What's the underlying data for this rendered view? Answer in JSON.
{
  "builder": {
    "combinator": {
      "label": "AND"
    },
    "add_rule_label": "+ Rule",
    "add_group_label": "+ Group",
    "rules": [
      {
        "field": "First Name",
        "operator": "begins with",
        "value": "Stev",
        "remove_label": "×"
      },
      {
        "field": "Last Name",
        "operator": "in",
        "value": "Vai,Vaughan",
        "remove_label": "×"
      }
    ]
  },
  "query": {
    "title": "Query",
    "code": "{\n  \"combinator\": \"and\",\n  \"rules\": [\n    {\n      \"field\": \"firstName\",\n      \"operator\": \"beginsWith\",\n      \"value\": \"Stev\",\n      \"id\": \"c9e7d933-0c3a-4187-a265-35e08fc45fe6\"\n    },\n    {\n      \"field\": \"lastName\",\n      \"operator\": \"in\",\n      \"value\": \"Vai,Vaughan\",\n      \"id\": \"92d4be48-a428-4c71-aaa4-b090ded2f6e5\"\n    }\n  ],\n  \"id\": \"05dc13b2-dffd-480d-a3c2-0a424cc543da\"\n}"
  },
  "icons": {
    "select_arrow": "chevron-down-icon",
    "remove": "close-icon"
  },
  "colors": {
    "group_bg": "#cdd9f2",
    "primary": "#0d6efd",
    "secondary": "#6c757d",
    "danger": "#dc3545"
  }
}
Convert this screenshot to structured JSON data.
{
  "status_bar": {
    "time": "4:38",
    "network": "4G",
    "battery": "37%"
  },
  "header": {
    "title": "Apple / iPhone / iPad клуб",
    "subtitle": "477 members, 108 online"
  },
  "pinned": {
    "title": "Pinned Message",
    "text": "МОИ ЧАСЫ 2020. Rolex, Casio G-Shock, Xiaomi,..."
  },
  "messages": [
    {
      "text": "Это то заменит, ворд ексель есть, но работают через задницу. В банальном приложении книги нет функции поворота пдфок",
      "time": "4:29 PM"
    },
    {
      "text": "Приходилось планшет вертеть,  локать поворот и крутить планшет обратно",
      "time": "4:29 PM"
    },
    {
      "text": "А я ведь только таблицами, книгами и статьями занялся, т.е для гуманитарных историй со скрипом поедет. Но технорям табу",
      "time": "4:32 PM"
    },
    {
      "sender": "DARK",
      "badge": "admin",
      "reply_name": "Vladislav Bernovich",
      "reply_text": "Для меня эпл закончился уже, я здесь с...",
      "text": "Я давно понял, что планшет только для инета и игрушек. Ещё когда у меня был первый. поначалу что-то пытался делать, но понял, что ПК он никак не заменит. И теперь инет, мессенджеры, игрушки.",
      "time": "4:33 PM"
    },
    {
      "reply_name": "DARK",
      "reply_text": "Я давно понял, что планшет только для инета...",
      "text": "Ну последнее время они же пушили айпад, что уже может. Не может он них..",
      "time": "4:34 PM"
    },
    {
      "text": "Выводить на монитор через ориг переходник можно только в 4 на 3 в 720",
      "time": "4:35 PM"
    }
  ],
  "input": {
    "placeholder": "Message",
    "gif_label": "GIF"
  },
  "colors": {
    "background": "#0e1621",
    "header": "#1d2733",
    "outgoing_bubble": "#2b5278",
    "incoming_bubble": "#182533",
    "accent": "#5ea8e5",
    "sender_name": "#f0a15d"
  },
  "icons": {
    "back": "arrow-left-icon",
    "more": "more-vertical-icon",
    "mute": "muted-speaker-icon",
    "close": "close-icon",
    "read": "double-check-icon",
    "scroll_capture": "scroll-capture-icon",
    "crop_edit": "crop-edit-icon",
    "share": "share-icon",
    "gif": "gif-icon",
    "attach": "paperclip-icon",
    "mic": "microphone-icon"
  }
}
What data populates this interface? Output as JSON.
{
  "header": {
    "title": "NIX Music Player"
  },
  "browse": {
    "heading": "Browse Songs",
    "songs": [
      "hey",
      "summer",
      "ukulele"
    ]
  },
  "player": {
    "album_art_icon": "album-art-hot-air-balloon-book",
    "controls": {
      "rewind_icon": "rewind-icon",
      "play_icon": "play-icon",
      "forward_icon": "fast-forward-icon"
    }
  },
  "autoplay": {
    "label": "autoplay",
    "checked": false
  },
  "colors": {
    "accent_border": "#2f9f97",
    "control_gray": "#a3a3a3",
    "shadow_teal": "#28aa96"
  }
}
──────
*Task requirements*. Output only the lines running from the line with "What data populates" through the final line of the data, inclusive.

*Solution for this problem*.
What data populates this interface? Output as JSON.
{
  "header": {
    "title": "NIX Music Player"
  },
  "browse": {
    "heading": "Browse Songs",
    "songs": [
      "hey",
      "summer",
      "ukulele"
    ]
  },
  "player": {
    "album_art_icon": "album-art-hot-air-balloon-book",
    "controls": {
      "rewind_icon": "rewind-icon",
      "play_icon": "play-icon",
      "forward_icon": "fast-forward-icon"
    }
  },
  "autoplay": {
    "label": "autoplay",
    "checked": false
  },
  "colors": {
    "accent_border": "#2f9f97",
    "control_gray": "#a3a3a3",
    "shadow_teal": "#28aa96"
  }
}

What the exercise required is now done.